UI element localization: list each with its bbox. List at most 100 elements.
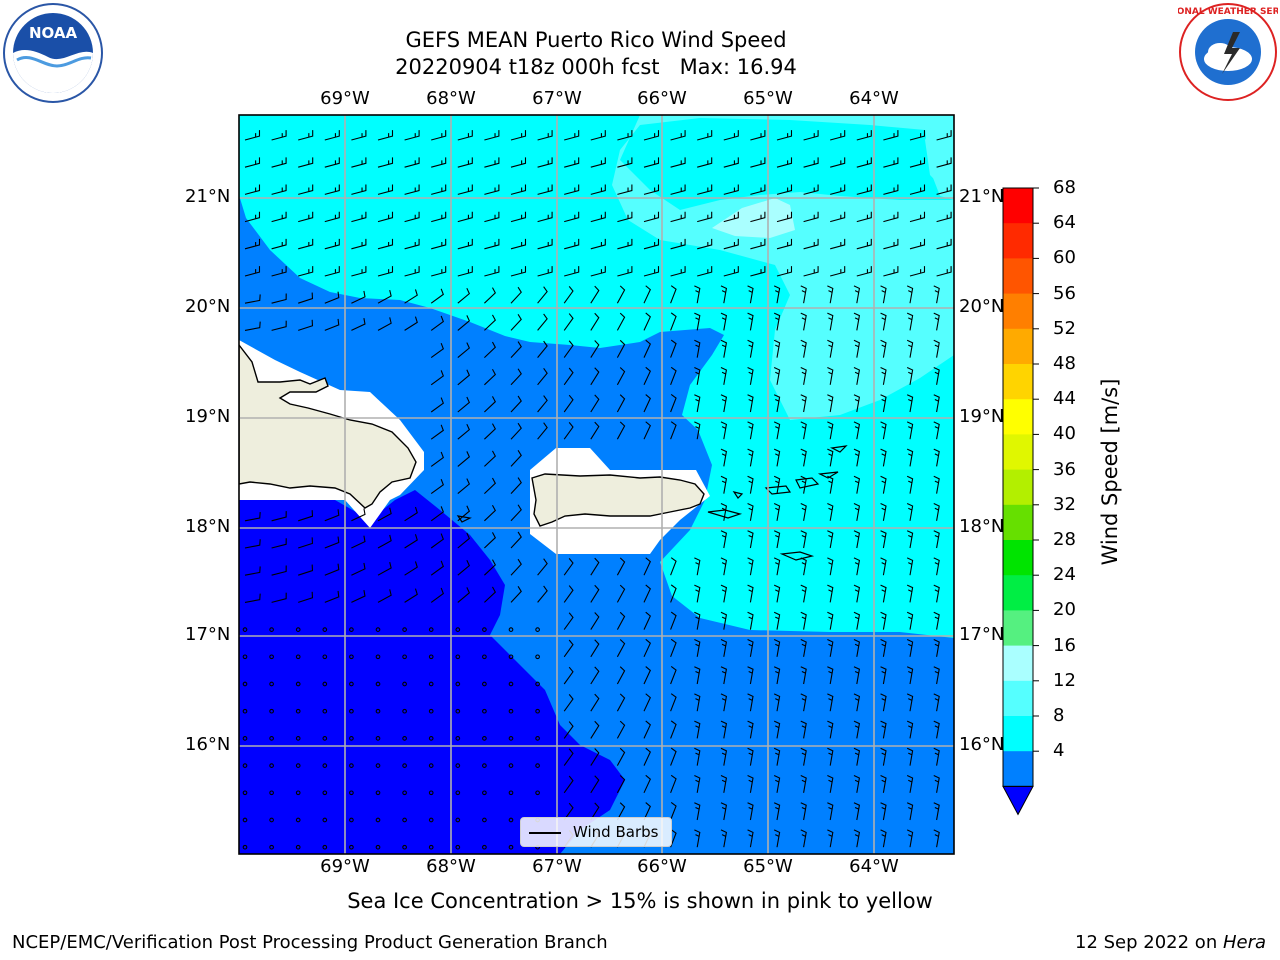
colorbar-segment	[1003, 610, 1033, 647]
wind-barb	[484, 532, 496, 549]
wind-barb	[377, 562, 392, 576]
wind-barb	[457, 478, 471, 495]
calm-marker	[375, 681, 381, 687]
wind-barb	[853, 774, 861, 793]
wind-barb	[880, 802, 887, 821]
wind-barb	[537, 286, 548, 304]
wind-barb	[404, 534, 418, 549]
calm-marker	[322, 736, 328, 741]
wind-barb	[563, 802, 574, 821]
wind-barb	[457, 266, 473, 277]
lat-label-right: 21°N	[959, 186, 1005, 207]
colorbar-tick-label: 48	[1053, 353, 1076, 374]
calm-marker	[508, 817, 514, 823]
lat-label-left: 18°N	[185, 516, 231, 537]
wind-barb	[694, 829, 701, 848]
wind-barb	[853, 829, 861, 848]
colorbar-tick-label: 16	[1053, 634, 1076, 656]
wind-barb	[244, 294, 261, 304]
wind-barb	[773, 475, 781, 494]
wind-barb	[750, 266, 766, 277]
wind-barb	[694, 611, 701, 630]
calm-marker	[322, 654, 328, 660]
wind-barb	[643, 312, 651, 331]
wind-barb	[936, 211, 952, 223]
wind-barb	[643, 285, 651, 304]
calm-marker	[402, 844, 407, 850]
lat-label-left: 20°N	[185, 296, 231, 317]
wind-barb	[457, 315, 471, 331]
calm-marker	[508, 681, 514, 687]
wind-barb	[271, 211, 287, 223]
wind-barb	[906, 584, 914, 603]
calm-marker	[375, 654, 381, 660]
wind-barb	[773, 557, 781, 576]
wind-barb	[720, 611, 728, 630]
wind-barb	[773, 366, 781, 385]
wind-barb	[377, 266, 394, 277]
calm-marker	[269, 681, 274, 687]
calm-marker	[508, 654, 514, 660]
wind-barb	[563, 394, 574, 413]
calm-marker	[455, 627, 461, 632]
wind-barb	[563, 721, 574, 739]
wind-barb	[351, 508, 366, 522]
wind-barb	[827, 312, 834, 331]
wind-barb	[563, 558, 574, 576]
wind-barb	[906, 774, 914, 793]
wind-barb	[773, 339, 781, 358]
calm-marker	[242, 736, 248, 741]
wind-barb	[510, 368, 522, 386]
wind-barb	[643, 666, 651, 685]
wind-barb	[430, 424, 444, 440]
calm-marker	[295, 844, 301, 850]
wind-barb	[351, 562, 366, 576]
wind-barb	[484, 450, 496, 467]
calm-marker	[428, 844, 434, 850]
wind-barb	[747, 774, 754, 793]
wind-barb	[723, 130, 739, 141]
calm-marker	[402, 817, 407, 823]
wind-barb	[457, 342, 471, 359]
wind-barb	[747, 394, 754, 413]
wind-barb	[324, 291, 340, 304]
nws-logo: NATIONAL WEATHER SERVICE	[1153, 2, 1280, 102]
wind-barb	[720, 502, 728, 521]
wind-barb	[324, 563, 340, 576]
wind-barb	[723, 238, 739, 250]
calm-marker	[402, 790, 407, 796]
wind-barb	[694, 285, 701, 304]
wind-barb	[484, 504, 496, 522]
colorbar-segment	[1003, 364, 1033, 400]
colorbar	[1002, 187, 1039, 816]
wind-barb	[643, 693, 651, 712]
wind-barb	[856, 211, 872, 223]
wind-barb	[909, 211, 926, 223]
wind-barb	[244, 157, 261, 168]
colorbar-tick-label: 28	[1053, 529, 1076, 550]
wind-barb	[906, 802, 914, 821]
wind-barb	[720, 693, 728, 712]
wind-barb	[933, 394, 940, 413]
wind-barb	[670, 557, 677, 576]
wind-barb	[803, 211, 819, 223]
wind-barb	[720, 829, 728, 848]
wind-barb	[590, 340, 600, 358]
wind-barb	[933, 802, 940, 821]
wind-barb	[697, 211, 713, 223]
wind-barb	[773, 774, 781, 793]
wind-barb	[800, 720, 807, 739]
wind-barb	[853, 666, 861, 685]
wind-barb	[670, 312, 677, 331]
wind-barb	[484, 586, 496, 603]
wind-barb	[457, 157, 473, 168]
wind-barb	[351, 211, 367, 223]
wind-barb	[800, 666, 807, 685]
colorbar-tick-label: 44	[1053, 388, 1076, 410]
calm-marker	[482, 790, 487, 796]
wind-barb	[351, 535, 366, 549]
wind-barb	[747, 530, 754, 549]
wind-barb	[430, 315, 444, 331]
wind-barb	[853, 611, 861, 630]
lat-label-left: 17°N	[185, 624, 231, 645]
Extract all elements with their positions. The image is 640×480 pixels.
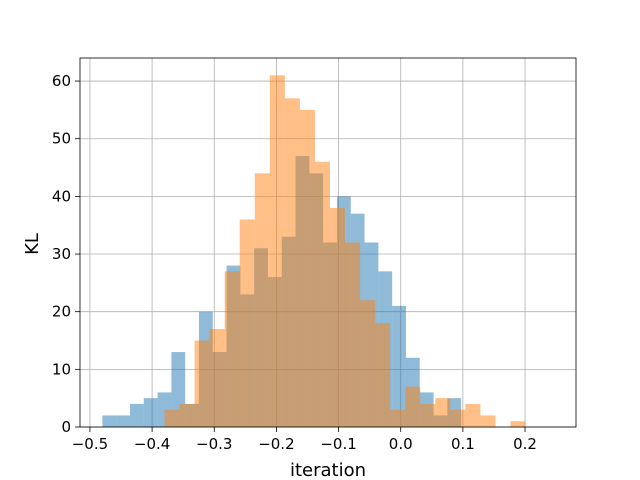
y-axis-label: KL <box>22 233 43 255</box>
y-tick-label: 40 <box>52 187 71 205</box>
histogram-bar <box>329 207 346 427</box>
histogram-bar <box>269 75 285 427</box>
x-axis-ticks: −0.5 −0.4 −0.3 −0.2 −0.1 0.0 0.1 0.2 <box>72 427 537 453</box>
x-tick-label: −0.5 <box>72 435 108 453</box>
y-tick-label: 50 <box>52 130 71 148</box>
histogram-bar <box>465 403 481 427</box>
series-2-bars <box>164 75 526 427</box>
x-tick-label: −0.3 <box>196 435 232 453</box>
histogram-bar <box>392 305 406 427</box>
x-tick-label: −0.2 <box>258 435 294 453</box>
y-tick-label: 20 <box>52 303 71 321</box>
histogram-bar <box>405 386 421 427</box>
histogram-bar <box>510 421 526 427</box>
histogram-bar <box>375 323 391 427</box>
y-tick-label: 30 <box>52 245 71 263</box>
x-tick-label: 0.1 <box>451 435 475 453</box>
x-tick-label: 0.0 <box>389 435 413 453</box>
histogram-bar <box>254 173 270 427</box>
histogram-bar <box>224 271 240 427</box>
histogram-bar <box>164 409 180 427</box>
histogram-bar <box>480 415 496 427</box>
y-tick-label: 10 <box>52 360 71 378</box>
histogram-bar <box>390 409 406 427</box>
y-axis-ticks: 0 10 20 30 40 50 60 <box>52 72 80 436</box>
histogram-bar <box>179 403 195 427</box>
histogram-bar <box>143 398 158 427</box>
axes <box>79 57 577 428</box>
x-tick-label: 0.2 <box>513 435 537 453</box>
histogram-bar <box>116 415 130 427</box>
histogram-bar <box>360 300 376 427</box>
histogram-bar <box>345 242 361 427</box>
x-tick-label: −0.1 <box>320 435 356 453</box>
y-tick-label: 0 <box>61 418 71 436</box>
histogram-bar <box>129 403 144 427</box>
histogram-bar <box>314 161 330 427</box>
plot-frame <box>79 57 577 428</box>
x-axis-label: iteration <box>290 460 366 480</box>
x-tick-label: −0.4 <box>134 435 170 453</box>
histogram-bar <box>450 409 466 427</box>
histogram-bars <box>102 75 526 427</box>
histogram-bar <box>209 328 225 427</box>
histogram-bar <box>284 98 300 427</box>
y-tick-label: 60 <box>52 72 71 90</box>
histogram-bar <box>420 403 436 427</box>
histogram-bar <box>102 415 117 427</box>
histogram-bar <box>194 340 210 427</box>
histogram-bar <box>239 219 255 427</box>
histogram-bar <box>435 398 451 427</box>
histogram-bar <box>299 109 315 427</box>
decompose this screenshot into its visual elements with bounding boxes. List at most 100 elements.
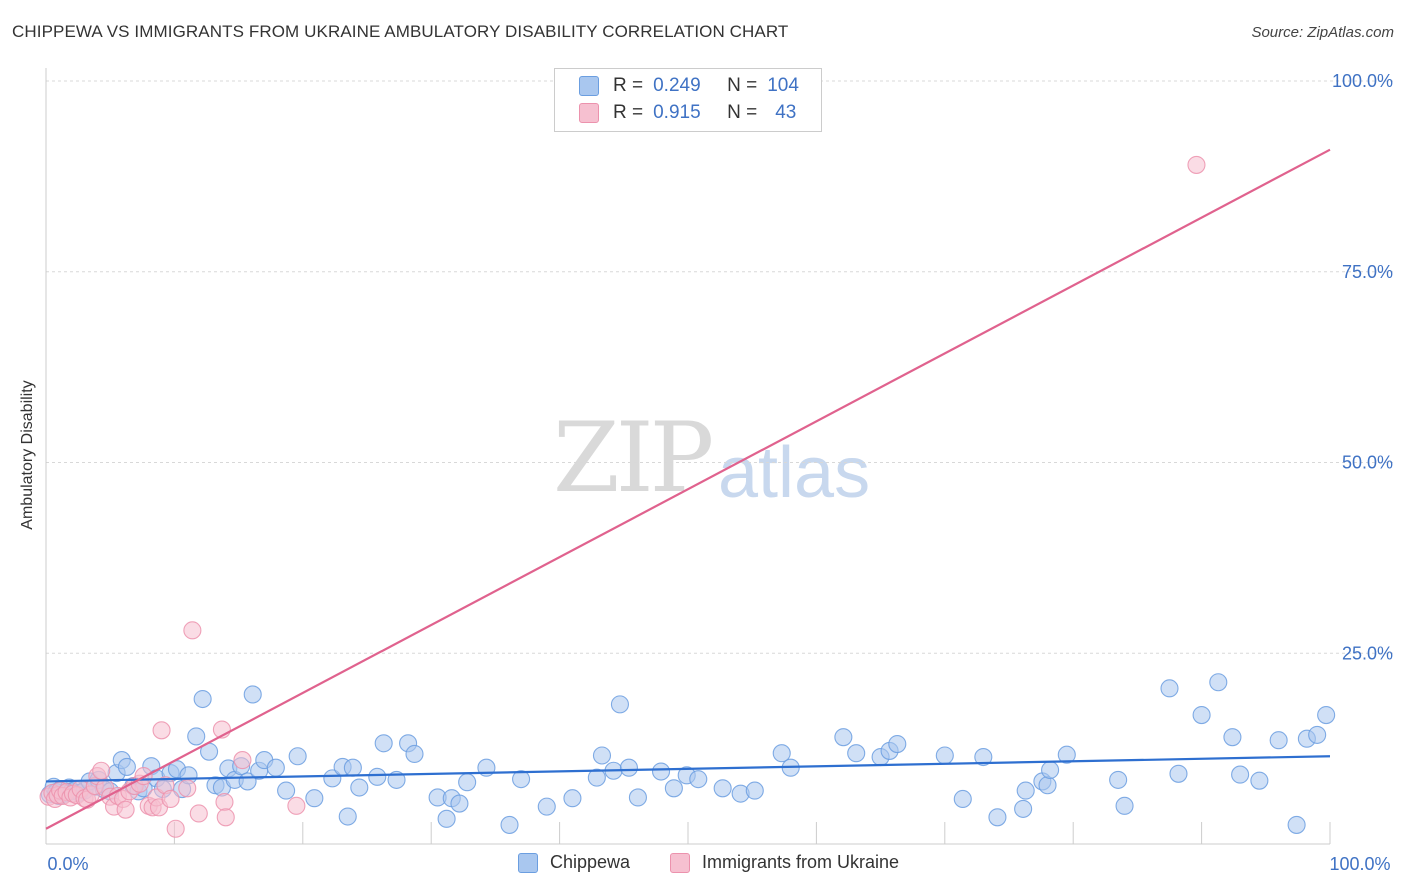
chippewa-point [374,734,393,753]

◇ ◇ ◇ ◇ ◇

» **Work to be completed**:
Rewrite the data above, replacing every instance of "calm-marker" with "calm-point" and changing nothing else. Omit the pictures from your answer.

» **Result of the task**:
UI element localization: list each with its bbox. List at most 100 elements.
colorbar-segment	[1003, 610, 1033, 647]
wind-barb	[484, 532, 496, 549]
wind-barb	[377, 562, 392, 576]
wind-barb	[457, 478, 471, 495]
calm-point	[375, 681, 381, 687]
wind-barb	[853, 774, 861, 793]
wind-barb	[880, 802, 887, 821]
wind-barb	[537, 286, 548, 304]
wind-barb	[404, 534, 418, 549]
calm-point	[322, 736, 328, 741]
wind-barb	[563, 802, 574, 821]
wind-barb	[457, 266, 473, 277]
lat-label-right: 21°N	[959, 186, 1005, 207]
colorbar-tick-label: 48	[1053, 353, 1076, 374]
calm-point	[508, 817, 514, 823]
lat-label-left: 18°N	[185, 516, 231, 537]
wind-barb	[694, 829, 701, 848]
wind-barb	[853, 829, 861, 848]
colorbar-tick-label: 16	[1053, 634, 1076, 656]
wind-barb	[244, 294, 261, 304]
wind-barb	[773, 475, 781, 494]
wind-barb	[750, 266, 766, 277]
wind-barb	[694, 611, 701, 630]
calm-point	[322, 654, 328, 660]
wind-barb	[643, 312, 651, 331]
wind-barb	[936, 211, 952, 223]
wind-barb	[643, 285, 651, 304]
calm-point	[402, 844, 407, 850]
lat-label-left: 20°N	[185, 296, 231, 317]
wind-barb	[457, 315, 471, 331]
calm-point	[508, 681, 514, 687]
wind-barb	[271, 211, 287, 223]
wind-barb	[906, 584, 914, 603]
calm-point	[375, 654, 381, 660]
wind-barb	[773, 557, 781, 576]
wind-barb	[720, 611, 728, 630]
wind-barb	[773, 366, 781, 385]
wind-barb	[377, 266, 394, 277]
calm-point	[269, 681, 274, 687]
calm-point	[508, 654, 514, 660]
wind-barb	[563, 394, 574, 413]
calm-point	[455, 627, 461, 632]
wind-barb	[563, 721, 574, 739]
wind-barb	[351, 508, 366, 522]
wind-barb	[827, 312, 834, 331]
wind-barb	[563, 558, 574, 576]
wind-barb	[906, 774, 914, 793]
wind-barb	[773, 339, 781, 358]
calm-point	[242, 736, 248, 741]
wind-barb	[510, 368, 522, 386]
wind-barb	[643, 666, 651, 685]
wind-barb	[430, 424, 444, 440]
calm-point	[295, 844, 301, 850]
wind-barb	[351, 562, 366, 576]
wind-barb	[484, 450, 496, 467]
calm-point	[428, 844, 434, 850]
wind-barb	[747, 774, 754, 793]
wind-barb	[723, 130, 739, 141]
calm-point	[402, 817, 407, 823]
wind-barb	[457, 342, 471, 359]
wind-barb	[747, 394, 754, 413]
wind-barb	[324, 291, 340, 304]
nws-logo: NATIONAL WEATHER SERVICE	[1153, 2, 1280, 102]
wind-barb	[720, 502, 728, 521]
wind-barb	[324, 563, 340, 576]
wind-barb	[723, 238, 739, 250]
calm-point	[402, 790, 407, 796]
wind-barb	[694, 285, 701, 304]
wind-barb	[484, 504, 496, 522]
colorbar-segment	[1003, 364, 1033, 400]
colorbar	[1002, 187, 1039, 816]
wind-barb	[643, 693, 651, 712]
wind-barb	[856, 211, 872, 223]
wind-barb	[909, 211, 926, 223]
wind-barb	[244, 157, 261, 168]
colorbar-tick-label: 28	[1053, 529, 1076, 550]
wind-barb	[906, 802, 914, 821]
wind-barb	[720, 693, 728, 712]
wind-barb	[933, 394, 940, 413]
wind-barb	[670, 557, 677, 576]
wind-barb	[803, 211, 819, 223]
wind-barb	[720, 829, 728, 848]
wind-barb	[590, 340, 600, 358]
wind-barb	[933, 802, 940, 821]
wind-barb	[697, 211, 713, 223]
wind-barb	[773, 774, 781, 793]
wind-barb	[800, 720, 807, 739]
wind-barb	[853, 666, 861, 685]
wind-barb	[670, 312, 677, 331]
wind-barb	[484, 586, 496, 603]
wind-barb	[457, 157, 473, 168]
wind-barb	[351, 211, 367, 223]
wind-barb	[800, 666, 807, 685]
colorbar-tick-label: 44	[1053, 388, 1076, 410]
calm-point	[482, 790, 487, 796]
wind-barb	[351, 535, 366, 549]
wind-barb	[747, 530, 754, 549]
wind-barb	[430, 315, 444, 331]
wind-barb	[853, 611, 861, 630]
lat-label-left: 17°N	[185, 624, 231, 645]
Extract all elements with their positions. The image is 640×480 pixels.
y-axis-label: KL <box>22 233 43 255</box>
y-tick-label: 40 <box>52 187 71 205</box>
histogram-bar <box>329 207 346 427</box>
histogram-bar <box>269 75 285 427</box>
x-axis-ticks: −0.5 −0.4 −0.3 −0.2 −0.1 0.0 0.1 0.2 <box>72 427 537 453</box>
x-tick-label: −0.5 <box>72 435 108 453</box>
y-tick-label: 50 <box>52 130 71 148</box>
histogram-bar <box>465 403 481 427</box>
series-2-bars <box>164 75 526 427</box>
x-tick-label: −0.3 <box>196 435 232 453</box>
histogram-bar <box>392 305 406 427</box>
x-tick-label: −0.2 <box>258 435 294 453</box>
y-tick-label: 20 <box>52 303 71 321</box>
histogram-bar <box>405 386 421 427</box>
histogram-bar <box>510 421 526 427</box>
histogram-bar <box>375 323 391 427</box>
y-tick-label: 30 <box>52 245 71 263</box>
x-tick-label: 0.1 <box>451 435 475 453</box>
x-tick-label: 0.0 <box>389 435 413 453</box>
histogram-bar <box>254 173 270 427</box>
histogram-bar <box>224 271 240 427</box>
histogram-bar <box>164 409 180 427</box>
histogram-bar <box>480 415 496 427</box>
y-tick-label: 10 <box>52 360 71 378</box>
histogram-bar <box>390 409 406 427</box>
y-axis-ticks: 0 10 20 30 40 50 60 <box>52 72 80 436</box>
histogram-bar <box>179 403 195 427</box>
histogram-bar <box>143 398 158 427</box>
axes <box>79 57 577 428</box>
x-tick-label: 0.2 <box>513 435 537 453</box>
histogram-bar <box>116 415 130 427</box>
histogram-bar <box>360 300 376 427</box>
histogram-bar <box>345 242 361 427</box>
x-tick-label: −0.1 <box>320 435 356 453</box>
y-tick-label: 0 <box>61 418 71 436</box>
histogram-bar <box>129 403 144 427</box>
histogram-bar <box>314 161 330 427</box>
plot-frame <box>79 57 577 428</box>
x-axis-label: iteration <box>290 460 366 480</box>
x-tick-label: −0.4 <box>134 435 170 453</box>
histogram-bar <box>450 409 466 427</box>
histogram-bars <box>102 75 526 427</box>
histogram-bar <box>209 328 225 427</box>
histogram-bar <box>284 98 300 427</box>
y-tick-label: 60 <box>52 72 71 90</box>
histogram-bar <box>420 403 436 427</box>
histogram-bar <box>102 415 117 427</box>
histogram-bar <box>194 340 210 427</box>
histogram-bar <box>239 219 255 427</box>
histogram-bar <box>435 398 451 427</box>
histogram-bar <box>299 109 315 427</box>
decompose this screenshot into its visual elements with bounding boxes. List at most 100 elements.
chippewa-point [374,734,393,753]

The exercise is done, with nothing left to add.